Stated exercise
Work through the listing below and count the lines that hold "name". Answer with the number alone.

══ Records shown

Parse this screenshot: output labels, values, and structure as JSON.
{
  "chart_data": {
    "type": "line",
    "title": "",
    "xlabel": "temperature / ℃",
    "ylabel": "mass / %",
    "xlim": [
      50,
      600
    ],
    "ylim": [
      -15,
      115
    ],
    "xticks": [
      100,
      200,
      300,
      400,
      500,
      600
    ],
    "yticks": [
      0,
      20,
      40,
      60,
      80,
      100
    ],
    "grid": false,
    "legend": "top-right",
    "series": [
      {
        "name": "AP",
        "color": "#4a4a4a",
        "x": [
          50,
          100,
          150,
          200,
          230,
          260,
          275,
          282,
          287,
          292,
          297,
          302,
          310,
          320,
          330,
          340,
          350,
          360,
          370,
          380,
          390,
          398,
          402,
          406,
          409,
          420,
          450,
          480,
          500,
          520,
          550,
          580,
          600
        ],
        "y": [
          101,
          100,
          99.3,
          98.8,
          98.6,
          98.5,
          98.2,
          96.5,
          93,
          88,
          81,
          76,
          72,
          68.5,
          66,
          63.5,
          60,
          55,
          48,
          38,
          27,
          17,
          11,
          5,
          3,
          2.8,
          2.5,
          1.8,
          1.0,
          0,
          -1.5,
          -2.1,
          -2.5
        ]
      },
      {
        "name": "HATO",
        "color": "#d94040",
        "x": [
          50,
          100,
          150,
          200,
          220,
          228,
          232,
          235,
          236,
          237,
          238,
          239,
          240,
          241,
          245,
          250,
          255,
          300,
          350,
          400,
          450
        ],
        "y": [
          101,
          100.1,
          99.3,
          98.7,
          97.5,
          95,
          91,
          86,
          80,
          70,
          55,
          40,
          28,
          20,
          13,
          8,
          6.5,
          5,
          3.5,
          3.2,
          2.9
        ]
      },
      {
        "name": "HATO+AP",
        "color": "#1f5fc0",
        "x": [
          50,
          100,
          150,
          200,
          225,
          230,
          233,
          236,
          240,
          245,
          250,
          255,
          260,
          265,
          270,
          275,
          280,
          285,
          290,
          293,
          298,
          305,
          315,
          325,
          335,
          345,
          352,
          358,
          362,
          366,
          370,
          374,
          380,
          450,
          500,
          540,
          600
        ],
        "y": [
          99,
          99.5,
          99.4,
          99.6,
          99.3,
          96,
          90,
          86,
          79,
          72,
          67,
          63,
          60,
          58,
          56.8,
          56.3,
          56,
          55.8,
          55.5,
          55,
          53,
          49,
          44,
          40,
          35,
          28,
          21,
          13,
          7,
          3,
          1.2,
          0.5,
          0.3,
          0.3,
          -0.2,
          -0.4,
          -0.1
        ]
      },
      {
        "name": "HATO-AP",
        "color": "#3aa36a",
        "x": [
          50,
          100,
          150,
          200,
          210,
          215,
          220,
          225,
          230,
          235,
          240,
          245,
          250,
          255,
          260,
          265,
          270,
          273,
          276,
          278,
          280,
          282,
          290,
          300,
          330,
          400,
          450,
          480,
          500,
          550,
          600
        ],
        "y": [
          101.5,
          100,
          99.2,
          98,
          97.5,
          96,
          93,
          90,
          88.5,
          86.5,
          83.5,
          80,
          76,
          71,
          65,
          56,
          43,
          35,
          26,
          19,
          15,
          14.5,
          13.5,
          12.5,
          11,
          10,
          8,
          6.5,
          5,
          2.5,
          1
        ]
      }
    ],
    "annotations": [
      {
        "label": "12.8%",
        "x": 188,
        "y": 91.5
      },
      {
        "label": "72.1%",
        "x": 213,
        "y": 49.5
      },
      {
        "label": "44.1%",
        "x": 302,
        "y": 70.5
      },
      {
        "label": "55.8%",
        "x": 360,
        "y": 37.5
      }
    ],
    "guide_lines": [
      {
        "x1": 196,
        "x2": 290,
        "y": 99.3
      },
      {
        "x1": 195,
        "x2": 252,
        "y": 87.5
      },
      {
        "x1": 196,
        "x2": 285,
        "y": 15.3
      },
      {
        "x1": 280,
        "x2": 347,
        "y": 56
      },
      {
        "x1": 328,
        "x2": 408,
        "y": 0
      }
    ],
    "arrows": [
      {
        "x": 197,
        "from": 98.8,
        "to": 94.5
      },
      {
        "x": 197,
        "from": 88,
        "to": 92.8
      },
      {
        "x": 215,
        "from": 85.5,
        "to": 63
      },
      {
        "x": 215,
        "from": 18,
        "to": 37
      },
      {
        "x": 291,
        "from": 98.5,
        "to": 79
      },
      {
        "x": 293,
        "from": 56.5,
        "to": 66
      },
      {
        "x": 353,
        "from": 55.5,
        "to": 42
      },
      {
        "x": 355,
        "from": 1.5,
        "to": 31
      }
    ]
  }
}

════

Completed exercise
4